TEXTO DE ORIGEM |
****************

Laila: Dizem que tem uma explicação cientifica. José Miguel Wisnik deve saber explicar. Eu não sou uma grande estudiosa, mas o que a música proporciona pra mim, nenhuma outra arte proporciona. É uma vibração intensa do som e isso é transformador e concreto, além da poesia da palavra, quando tem. Quando é no teatro, ainda tem o sujeito que canta e o contexto da história cantada é lindo! São muitas camadas, mas pra mim a música pura basta. É uma arte espiritual que toca o que temos de mais puro e abstrato. Toca a existência, o estar vivo simplesmente. Mas falar disso, para quem não tem o dom da palavra como eu, é sempre frustrante, soa estranho, fica aquém do que realmente é. O que vale é a experiência vivida ao ouvir uma música, uma obra de arte. Falar disso, é diminuir.
NJ: Você interpretou a Maria José em “Babilônia”, da Rede Globo. Gostou de trabalhar na TV?
Laila: Gostei. É tudo muito rápido, ainda estou aprendendo. Mas o carinho do público comigo através de Maria José, me tocou muito. Foi uma abordagem amorosa e delicada, como a personagem. Isso me deixou encantada.
NJ: Eu li que você tinha certo preconceito em relação aos musicais. Isso mudou de alguma forma depois de participar de tantos espetáculos do gênero?
Laila: Tenho preconceito com algumas cafonices do gênero musical e ele só vai mudar quando eu estudar mais o gênero. Só então, poderei separar o que é preconceito do que é gosto estético. Não gosto quando os atores cantam com aquela colocação que soa falsa, meio americanizada. Gosto quando falam como pessoas, como atores e não como se estivessem dublando um desenho animado ruim, como eu já vi em alguns musicais. Gosto disso, isso me orgulha. Quero contaminar todo mundo com esse gosto. Pode ser pretensioso da minha parte, mas assumo.
NJ: O musical “Gonzagão- A Lenda” também foi um sucesso na sua carreira. Como foi a experiência?

****************

REGISTROS FORNECIDOS |
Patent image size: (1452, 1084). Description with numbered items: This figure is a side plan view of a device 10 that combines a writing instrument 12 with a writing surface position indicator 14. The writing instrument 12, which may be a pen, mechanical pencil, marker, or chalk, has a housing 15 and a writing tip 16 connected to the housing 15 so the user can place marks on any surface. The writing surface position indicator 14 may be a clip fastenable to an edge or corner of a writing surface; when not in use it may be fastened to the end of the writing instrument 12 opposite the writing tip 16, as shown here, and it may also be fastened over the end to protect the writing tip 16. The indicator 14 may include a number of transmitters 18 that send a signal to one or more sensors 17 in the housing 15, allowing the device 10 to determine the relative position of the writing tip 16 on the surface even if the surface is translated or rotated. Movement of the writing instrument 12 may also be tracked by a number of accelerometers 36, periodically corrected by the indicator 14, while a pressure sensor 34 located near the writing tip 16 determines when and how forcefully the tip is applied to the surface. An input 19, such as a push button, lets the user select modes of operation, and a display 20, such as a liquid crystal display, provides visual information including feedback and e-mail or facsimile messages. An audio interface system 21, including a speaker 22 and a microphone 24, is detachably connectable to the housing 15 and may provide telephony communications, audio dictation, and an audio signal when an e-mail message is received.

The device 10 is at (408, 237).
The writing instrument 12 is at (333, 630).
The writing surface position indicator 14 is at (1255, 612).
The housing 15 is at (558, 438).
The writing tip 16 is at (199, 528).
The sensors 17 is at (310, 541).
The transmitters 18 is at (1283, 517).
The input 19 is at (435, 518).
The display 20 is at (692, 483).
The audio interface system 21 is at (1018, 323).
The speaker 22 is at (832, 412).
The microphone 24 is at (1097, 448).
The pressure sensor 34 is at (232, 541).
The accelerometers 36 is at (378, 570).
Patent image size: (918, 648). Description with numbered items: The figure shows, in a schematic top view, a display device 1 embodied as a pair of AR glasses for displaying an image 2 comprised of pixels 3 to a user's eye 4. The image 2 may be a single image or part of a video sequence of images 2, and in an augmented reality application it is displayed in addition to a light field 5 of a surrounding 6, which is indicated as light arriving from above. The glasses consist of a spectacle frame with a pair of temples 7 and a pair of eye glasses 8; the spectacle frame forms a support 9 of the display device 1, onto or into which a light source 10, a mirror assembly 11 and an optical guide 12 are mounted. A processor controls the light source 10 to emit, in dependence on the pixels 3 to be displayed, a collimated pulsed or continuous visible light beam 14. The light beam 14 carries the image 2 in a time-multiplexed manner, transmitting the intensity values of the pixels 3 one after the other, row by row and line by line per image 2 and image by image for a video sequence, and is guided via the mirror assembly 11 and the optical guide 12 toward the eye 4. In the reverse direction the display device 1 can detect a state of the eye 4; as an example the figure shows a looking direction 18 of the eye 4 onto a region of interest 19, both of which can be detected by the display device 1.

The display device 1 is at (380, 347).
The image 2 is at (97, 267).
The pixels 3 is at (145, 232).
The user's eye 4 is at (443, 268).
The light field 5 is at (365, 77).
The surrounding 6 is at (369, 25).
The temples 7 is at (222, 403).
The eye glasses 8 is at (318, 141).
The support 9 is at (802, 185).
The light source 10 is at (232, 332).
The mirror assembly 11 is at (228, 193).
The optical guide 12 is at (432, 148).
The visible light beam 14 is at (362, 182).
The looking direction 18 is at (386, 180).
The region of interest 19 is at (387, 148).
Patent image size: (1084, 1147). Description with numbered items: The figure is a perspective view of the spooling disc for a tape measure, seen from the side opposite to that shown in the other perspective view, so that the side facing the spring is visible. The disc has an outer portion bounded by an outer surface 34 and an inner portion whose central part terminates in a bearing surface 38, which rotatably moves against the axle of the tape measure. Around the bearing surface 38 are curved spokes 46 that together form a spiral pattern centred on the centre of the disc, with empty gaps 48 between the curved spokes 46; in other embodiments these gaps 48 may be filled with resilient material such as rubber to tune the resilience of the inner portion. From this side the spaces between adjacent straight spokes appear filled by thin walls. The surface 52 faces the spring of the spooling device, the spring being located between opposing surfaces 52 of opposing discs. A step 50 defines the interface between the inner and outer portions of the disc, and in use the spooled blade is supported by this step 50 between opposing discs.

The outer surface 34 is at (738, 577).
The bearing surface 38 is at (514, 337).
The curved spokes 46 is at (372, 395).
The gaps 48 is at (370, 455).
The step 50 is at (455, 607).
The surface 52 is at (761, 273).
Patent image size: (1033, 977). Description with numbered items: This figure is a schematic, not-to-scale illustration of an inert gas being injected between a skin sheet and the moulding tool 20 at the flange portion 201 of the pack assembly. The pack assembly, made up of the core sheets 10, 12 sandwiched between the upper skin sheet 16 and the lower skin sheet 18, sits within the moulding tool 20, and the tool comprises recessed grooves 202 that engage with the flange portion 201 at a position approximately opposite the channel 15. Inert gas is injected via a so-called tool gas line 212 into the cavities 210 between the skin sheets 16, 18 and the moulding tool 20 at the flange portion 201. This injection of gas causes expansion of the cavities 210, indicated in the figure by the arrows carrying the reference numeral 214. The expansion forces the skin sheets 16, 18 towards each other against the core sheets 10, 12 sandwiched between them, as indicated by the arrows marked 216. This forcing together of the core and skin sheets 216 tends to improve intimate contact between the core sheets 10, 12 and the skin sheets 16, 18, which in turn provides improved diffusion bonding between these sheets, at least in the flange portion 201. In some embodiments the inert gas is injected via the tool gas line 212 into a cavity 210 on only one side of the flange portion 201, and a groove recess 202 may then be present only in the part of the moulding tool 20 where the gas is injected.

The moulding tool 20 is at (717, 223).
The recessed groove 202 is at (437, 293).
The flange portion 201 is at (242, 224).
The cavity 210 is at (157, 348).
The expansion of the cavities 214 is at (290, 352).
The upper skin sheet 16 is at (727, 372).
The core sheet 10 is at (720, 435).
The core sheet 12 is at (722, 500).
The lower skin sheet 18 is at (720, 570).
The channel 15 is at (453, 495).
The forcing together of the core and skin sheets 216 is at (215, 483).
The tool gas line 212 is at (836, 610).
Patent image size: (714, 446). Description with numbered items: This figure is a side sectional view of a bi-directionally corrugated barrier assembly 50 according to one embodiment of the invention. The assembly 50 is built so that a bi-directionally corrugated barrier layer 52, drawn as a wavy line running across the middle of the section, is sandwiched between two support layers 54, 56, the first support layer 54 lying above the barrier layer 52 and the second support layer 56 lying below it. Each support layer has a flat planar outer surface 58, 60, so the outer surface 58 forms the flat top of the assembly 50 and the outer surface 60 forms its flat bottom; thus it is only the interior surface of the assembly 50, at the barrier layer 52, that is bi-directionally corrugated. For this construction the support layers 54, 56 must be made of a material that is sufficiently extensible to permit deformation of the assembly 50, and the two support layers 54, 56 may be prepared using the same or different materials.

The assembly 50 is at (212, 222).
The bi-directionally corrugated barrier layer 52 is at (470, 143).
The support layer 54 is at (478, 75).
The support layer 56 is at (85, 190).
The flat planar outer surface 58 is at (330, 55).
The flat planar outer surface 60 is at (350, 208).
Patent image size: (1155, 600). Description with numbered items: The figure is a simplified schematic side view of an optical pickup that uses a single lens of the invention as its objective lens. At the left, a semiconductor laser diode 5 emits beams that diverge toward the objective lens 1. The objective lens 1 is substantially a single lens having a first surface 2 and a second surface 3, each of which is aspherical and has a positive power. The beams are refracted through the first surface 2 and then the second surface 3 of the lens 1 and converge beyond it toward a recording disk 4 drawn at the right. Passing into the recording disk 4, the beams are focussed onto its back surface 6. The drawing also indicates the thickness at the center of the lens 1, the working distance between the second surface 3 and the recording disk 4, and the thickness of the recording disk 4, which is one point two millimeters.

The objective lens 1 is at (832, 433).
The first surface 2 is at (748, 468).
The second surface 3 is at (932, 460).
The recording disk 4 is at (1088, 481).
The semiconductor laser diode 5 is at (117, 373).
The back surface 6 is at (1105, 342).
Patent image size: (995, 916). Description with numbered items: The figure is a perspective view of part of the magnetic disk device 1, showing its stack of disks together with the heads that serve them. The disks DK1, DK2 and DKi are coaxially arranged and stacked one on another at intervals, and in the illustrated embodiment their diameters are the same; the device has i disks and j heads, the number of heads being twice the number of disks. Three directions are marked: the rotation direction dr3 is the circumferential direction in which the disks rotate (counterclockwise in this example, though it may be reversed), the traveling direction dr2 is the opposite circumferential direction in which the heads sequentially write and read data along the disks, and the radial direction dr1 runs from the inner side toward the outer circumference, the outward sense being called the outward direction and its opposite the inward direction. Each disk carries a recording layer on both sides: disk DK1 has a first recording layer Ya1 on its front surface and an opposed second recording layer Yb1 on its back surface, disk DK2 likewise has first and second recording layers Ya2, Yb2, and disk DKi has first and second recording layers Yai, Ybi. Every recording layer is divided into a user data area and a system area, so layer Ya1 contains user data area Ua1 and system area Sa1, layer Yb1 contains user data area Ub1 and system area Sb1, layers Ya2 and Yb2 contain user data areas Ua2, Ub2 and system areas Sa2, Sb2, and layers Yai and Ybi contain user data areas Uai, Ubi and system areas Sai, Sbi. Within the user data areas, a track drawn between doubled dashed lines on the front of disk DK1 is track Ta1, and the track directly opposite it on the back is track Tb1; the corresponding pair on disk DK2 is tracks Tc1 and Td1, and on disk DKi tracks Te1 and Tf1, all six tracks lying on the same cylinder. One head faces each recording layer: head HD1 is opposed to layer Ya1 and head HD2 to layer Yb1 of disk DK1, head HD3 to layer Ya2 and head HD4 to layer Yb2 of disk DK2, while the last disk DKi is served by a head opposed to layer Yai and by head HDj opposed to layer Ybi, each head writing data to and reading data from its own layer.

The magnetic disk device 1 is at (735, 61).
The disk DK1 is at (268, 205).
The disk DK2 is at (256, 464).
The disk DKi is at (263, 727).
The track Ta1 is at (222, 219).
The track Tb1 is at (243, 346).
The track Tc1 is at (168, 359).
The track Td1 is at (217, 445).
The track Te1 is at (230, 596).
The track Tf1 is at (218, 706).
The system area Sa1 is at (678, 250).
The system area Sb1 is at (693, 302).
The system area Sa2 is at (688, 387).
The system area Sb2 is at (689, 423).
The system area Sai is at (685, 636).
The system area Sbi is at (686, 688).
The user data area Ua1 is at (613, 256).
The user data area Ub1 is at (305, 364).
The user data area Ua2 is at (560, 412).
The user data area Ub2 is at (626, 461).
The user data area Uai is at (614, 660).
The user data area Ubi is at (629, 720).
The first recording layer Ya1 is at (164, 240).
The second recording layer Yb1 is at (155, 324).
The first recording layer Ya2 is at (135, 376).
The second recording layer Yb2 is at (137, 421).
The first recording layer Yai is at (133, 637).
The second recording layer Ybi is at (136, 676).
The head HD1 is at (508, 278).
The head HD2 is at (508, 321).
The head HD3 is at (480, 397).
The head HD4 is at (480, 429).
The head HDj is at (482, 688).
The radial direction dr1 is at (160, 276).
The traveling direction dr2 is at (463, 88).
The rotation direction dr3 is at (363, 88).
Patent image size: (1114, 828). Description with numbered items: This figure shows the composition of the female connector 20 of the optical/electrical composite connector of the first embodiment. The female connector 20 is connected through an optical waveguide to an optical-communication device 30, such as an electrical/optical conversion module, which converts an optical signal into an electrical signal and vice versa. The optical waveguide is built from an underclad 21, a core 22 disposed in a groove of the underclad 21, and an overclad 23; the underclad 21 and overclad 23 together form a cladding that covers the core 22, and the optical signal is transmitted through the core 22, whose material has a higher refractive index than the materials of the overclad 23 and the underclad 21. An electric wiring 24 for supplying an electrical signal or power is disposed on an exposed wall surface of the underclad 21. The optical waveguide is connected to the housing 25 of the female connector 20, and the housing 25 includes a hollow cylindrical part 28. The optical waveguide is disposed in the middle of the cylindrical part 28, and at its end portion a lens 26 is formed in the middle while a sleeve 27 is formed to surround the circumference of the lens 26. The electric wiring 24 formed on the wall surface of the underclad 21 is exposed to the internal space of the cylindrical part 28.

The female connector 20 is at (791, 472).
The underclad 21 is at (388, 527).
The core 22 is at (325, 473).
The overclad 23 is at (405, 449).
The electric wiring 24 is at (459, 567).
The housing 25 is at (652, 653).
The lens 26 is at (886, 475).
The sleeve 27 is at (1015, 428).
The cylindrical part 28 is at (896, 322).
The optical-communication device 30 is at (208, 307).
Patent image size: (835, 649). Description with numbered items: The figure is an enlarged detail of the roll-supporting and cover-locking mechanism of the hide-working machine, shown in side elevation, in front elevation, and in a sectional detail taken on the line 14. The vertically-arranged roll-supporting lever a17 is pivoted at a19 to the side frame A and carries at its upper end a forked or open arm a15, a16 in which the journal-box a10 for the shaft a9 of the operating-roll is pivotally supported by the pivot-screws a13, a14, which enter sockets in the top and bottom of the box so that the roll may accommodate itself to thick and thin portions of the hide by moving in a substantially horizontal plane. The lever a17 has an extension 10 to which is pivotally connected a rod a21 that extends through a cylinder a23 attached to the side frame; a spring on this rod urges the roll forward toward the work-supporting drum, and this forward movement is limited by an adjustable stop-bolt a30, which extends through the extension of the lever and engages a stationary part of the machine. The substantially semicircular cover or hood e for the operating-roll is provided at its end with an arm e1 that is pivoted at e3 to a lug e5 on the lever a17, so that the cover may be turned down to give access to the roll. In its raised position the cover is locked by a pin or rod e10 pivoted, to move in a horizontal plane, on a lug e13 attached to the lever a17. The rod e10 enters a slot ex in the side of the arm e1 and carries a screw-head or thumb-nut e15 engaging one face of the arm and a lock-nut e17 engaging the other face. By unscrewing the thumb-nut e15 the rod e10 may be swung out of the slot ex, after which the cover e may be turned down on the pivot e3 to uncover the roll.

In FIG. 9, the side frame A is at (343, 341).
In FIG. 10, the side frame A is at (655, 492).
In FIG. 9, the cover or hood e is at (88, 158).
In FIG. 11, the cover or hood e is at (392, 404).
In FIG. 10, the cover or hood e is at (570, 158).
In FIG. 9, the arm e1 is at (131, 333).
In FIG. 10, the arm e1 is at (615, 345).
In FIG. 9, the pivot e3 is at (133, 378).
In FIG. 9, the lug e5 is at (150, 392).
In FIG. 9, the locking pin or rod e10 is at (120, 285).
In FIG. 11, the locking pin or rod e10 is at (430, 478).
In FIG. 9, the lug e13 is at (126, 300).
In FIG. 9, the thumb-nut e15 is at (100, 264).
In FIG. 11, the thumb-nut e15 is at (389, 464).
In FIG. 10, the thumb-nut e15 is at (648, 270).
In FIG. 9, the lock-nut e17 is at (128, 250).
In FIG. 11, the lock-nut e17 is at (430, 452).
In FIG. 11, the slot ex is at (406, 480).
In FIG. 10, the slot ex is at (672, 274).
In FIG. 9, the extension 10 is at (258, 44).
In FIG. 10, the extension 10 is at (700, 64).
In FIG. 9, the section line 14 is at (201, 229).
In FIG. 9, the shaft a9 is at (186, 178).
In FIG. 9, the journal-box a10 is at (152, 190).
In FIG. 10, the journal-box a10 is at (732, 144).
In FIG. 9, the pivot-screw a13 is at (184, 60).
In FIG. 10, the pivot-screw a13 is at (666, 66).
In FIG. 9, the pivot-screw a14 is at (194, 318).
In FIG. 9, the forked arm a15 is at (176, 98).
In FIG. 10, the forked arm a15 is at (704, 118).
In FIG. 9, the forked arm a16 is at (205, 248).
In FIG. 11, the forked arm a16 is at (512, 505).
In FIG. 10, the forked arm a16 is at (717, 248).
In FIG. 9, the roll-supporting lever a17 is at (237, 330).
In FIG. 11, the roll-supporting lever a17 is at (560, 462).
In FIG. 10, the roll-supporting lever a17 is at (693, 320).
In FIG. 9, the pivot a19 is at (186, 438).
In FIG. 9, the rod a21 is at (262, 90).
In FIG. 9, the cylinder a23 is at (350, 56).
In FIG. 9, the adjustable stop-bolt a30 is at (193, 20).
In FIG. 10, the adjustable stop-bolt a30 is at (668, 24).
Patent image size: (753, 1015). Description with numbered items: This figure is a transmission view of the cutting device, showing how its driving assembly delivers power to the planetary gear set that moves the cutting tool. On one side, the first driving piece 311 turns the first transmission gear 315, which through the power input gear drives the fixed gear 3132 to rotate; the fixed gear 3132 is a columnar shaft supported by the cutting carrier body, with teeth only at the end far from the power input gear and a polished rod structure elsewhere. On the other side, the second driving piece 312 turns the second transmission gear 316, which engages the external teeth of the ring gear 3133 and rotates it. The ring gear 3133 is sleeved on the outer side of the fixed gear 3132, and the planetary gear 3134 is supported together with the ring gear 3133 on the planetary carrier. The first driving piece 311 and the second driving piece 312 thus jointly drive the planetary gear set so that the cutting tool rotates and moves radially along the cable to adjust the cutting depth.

****************

INSTRUÇÕES |
- A) Responda, com base na entrevista:
(i) Qual arte, segundo Laila, proporciona a ela o que nenhuma outra arte proporciona?
(ii) Que personagem ela interpretou em “Babilônia”?
(iii) O que ela afirma que precisa fazer para que seu preconceito com o gênero musical mude?
- B) Reescreva o trecho da entrevista que vai de "Laila: Gostei. É" até "parte, mas assumo.", rebatizando "cafonices" como "breguices".

RESPOSTAS POR ITEM |
- A)
(i) A música.
(ii) Maria José.
(iii) Estudar mais o gênero.

- B)
Laila: Gostei. É tudo muito rápido, ainda estou aprendendo. Mas o carinho do público comigo através de Maria José, me tocou muito. Foi uma abordagem amorosa e delicada, como a personagem. Isso me deixou encantada.
NJ: Eu li que você tinha certo preconceito em relação aos musicais. Isso mudou de alguma forma depois de participar de tantos espetáculos do gênero?
Laila: Tenho preconceito com algumas breguices do gênero musical e ele só vai mudar quando eu estudar mais o gênero. Só então, poderei separar o que é preconceito do que é gosto estético. Não gosto quando os atores cantam com aquela colocação que soa falsa, meio americanizada. Gosto quando falam como pessoas, como atores e não como se estivessem dublando um desenho animado ruim, como eu já vi em alguns musicais. Gosto disso, isso me orgulha. Quero contaminar todo mundo com esse gosto. Pode ser pretensioso da minha parte, mas assumo.